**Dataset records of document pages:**

____

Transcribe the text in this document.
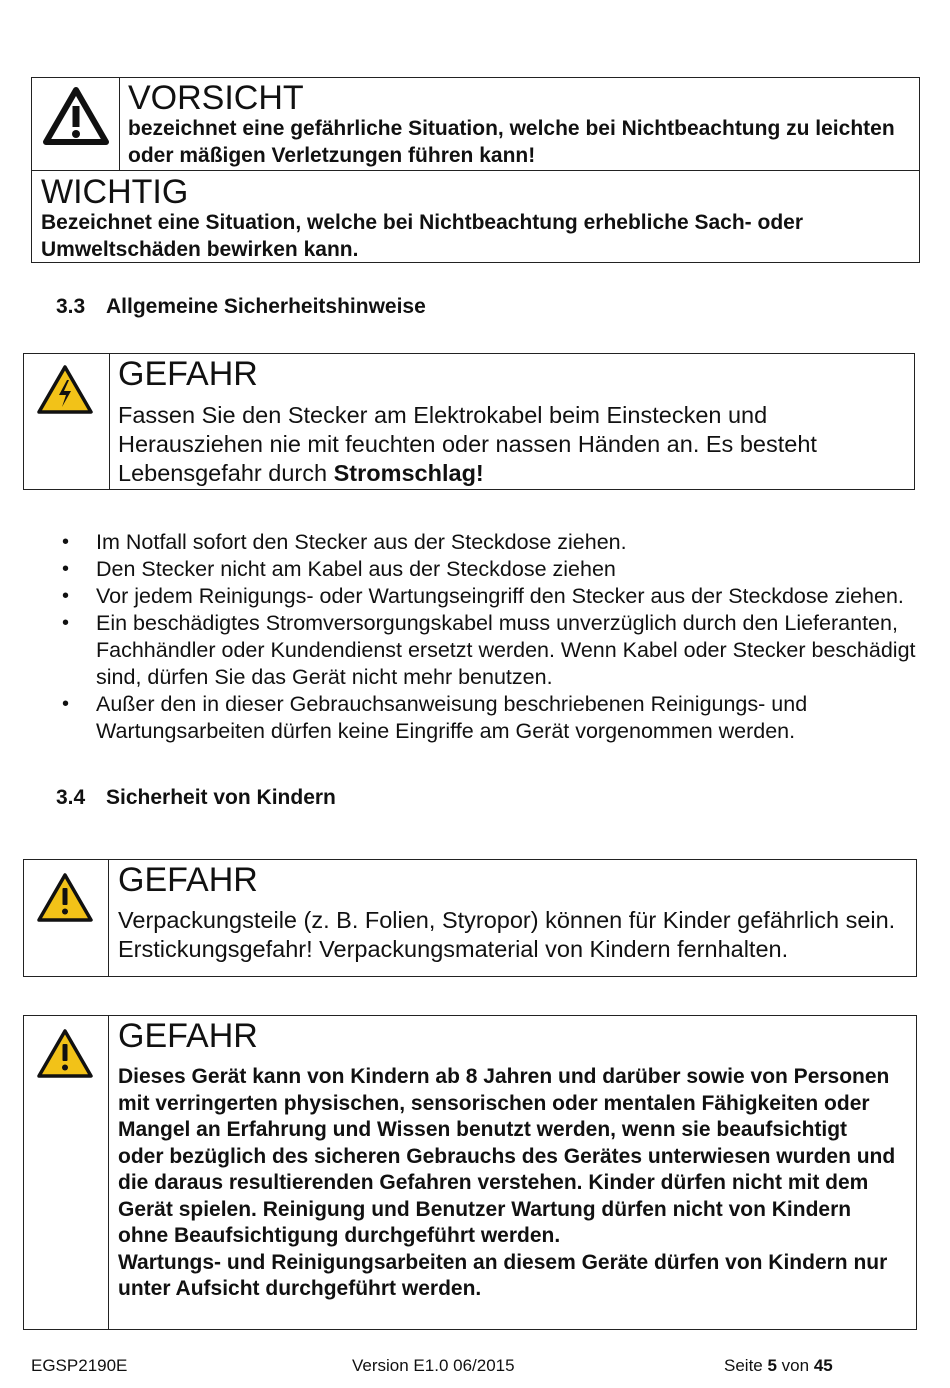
VORSICHT

bezeichnet eine gefährliche Situation, welche bei Nichtbeachtung zu leichten oder mäßigen Verletzungen führen kann!

WICHTIG

Bezeichnet eine Situation, welche bei Nichtbeachtung erhebliche Sach- oder Umweltschäden bewirken kann.

3.3 Allgemeine Sicherheitshinweise

GEFAHR

Fassen Sie den Stecker am Elektrokabel beim Einstecken und Herausziehen nie mit feuchten oder nassen Händen an. Es besteht Lebensgefahr durch Stromschlag!

• Im Notfall sofort den Stecker aus der Steckdose ziehen.
• Den Stecker nicht am Kabel aus der Steckdose ziehen
• Vor jedem Reinigungs- oder Wartungseingriff den Stecker aus der Steckdose ziehen.
• Ein beschädigtes Stromversorgungskabel muss unverzüglich durch den Lieferanten, Fachhändler oder Kundendienst ersetzt werden. Wenn Kabel oder Stecker beschädigt sind, dürfen Sie das Gerät nicht mehr benutzen.
• Außer den in dieser Gebrauchsanweisung beschriebenen Reinigungs- und Wartungsarbeiten dürfen keine Eingriffe am Gerät vorgenommen werden.
3.4 Sicherheit von Kindern

GEFAHR

Verpackungsteile (z. B. Folien, Styropor) können für Kinder gefährlich sein. Erstickungsgefahr! Verpackungsmaterial von Kindern fernhalten.

GEFAHR

Dieses Gerät kann von Kindern ab 8 Jahren und darüber sowie von Personen mit verringerten physischen, sensorischen oder mentalen Fähigkeiten oder Mangel an Erfahrung und Wissen benutzt werden, wenn sie beaufsichtigt oder bezüglich des sicheren Gebrauchs des Gerätes unterwiesen wurden und die daraus resultierenden Gefahren verstehen. Kinder dürfen nicht mit dem Gerät spielen. Reinigung und Benutzer Wartung dürfen nicht von Kindern ohne Beaufsichtigung durchgeführt werden.

Wartungs- und Reinigungsarbeiten an diesem Geräte dürfen von Kindern nur unter Aufsicht durchgeführt werden.

EGSP2190E	Version E1.0 06/2015	Seite 5 von 45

____

Pictures are to be left out, while the records are copied word for word.

Transcribe the text in this document.
VORSICHT

bezeichnet eine gefährliche Situation, welche bei Nichtbeachtung zu leichten oder mäßigen Verletzungen führen kann!

WICHTIG

Bezeichnet eine Situation, welche bei Nichtbeachtung erhebliche Sach- oder Umweltschäden bewirken kann.

3.3 Allgemeine Sicherheitshinweise

GEFAHR

Fassen Sie den Stecker am Elektrokabel beim Einstecken und Herausziehen nie mit feuchten oder nassen Händen an. Es besteht Lebensgefahr durch Stromschlag!

• Im Notfall sofort den Stecker aus der Steckdose ziehen.
• Den Stecker nicht am Kabel aus der Steckdose ziehen
• Vor jedem Reinigungs- oder Wartungseingriff den Stecker aus der Steckdose ziehen.
• Ein beschädigtes Stromversorgungskabel muss unverzüglich durch den Lieferanten, Fachhändler oder Kundendienst ersetzt werden. Wenn Kabel oder Stecker beschädigt sind, dürfen Sie das Gerät nicht mehr benutzen.
• Außer den in dieser Gebrauchsanweisung beschriebenen Reinigungs- und Wartungsarbeiten dürfen keine Eingriffe am Gerät vorgenommen werden.
3.4 Sicherheit von Kindern

GEFAHR

Verpackungsteile (z. B. Folien, Styropor) können für Kinder gefährlich sein. Erstickungsgefahr! Verpackungsmaterial von Kindern fernhalten.

GEFAHR

Dieses Gerät kann von Kindern ab 8 Jahren und darüber sowie von Personen mit verringerten physischen, sensorischen oder mentalen Fähigkeiten oder Mangel an Erfahrung und Wissen benutzt werden, wenn sie beaufsichtigt oder bezüglich des sicheren Gebrauchs des Gerätes unterwiesen wurden und die daraus resultierenden Gefahren verstehen. Kinder dürfen nicht mit dem Gerät spielen. Reinigung und Benutzer Wartung dürfen nicht von Kindern ohne Beaufsichtigung durchgeführt werden.

Wartungs- und Reinigungsarbeiten an diesem Geräte dürfen von Kindern nur unter Aufsicht durchgeführt werden.

EGSP2190E	Version E1.0 06/2015	Seite 5 von 45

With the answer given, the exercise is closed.